━━ Available data

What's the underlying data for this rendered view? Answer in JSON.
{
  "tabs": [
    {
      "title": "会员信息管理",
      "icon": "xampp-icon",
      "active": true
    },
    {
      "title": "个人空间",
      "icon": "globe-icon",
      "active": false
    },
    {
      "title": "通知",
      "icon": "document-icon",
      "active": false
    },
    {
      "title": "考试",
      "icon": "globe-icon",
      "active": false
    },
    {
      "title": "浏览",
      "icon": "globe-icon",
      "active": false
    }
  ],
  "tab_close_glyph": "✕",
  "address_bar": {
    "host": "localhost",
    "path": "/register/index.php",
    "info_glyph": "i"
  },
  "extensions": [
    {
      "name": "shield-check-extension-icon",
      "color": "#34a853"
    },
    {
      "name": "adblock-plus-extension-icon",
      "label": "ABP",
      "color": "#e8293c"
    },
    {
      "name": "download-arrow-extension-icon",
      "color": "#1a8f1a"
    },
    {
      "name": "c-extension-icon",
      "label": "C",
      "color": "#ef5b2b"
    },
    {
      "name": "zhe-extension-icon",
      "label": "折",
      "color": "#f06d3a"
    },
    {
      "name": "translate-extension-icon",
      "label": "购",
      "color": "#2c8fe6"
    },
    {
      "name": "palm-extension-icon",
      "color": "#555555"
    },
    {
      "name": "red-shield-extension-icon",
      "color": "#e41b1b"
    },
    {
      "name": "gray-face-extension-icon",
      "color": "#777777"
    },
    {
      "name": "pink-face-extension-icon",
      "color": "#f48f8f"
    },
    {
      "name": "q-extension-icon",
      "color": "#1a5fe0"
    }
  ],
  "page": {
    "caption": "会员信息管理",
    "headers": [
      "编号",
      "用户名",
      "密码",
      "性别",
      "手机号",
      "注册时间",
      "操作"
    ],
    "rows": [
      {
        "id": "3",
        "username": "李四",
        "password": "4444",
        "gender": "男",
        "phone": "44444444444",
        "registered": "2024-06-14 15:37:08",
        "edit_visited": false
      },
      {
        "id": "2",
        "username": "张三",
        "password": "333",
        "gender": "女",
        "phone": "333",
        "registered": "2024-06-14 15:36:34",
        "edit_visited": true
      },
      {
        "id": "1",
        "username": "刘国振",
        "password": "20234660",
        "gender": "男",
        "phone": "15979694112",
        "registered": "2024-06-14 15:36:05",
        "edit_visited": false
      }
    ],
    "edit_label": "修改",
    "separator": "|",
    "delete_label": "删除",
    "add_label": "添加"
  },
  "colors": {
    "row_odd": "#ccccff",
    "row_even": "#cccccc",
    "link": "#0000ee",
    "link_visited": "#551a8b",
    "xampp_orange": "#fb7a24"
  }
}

━━━━
━━ Available data

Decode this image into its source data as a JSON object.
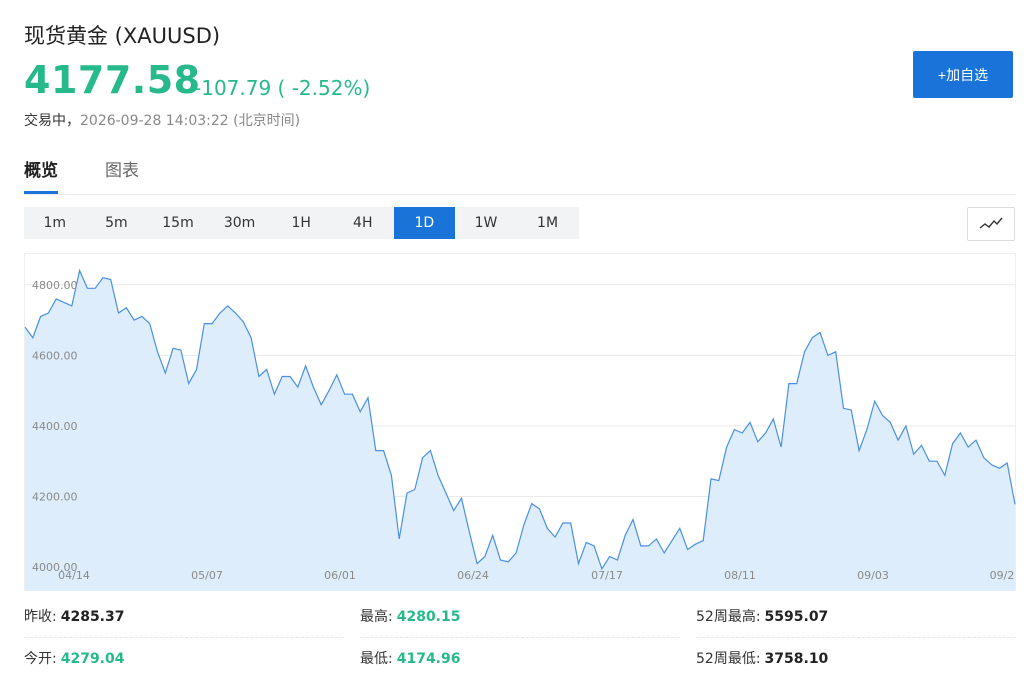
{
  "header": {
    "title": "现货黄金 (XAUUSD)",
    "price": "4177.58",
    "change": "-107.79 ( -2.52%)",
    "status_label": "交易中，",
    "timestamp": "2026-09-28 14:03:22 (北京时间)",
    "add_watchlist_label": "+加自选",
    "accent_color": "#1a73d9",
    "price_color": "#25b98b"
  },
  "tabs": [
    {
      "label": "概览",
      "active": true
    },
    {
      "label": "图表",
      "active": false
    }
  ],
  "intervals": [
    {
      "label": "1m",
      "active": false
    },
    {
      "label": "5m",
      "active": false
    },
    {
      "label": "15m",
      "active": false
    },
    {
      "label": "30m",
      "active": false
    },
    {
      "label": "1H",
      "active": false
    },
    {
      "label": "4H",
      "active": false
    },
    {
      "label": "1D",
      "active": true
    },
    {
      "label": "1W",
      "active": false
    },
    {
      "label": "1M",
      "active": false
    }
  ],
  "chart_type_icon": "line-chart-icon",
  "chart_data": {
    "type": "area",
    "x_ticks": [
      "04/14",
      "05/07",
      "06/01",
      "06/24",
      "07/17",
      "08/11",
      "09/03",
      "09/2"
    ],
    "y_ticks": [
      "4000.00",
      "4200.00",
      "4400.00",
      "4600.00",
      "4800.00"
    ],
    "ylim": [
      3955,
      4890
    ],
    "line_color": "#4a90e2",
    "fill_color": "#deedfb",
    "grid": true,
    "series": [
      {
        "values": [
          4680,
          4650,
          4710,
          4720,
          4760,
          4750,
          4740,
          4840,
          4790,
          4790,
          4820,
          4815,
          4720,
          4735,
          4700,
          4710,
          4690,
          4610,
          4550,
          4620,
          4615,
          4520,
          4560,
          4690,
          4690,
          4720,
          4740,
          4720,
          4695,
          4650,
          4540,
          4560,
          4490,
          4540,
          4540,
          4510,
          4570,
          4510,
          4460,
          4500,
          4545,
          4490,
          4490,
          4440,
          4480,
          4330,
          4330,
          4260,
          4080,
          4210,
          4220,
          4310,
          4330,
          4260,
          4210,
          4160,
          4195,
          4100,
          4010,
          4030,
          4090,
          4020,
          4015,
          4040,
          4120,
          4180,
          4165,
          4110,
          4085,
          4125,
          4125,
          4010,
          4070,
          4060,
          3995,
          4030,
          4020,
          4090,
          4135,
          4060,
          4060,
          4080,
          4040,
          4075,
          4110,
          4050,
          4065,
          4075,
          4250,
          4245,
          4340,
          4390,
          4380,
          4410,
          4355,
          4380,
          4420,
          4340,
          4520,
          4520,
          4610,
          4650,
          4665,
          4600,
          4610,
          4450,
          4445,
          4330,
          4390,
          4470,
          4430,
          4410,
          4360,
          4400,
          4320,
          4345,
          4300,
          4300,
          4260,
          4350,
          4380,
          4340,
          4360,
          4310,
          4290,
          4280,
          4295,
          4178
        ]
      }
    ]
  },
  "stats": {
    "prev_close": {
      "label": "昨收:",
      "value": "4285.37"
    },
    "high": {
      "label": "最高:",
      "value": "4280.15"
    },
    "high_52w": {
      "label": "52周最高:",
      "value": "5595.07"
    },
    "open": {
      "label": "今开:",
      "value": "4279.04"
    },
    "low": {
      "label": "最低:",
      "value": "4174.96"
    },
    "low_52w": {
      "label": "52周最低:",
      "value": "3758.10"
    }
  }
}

━━━━

_Stated problem_.
Look through the entries above and report the number of lines that contain "password". Write only the number.

_Written solution_.
3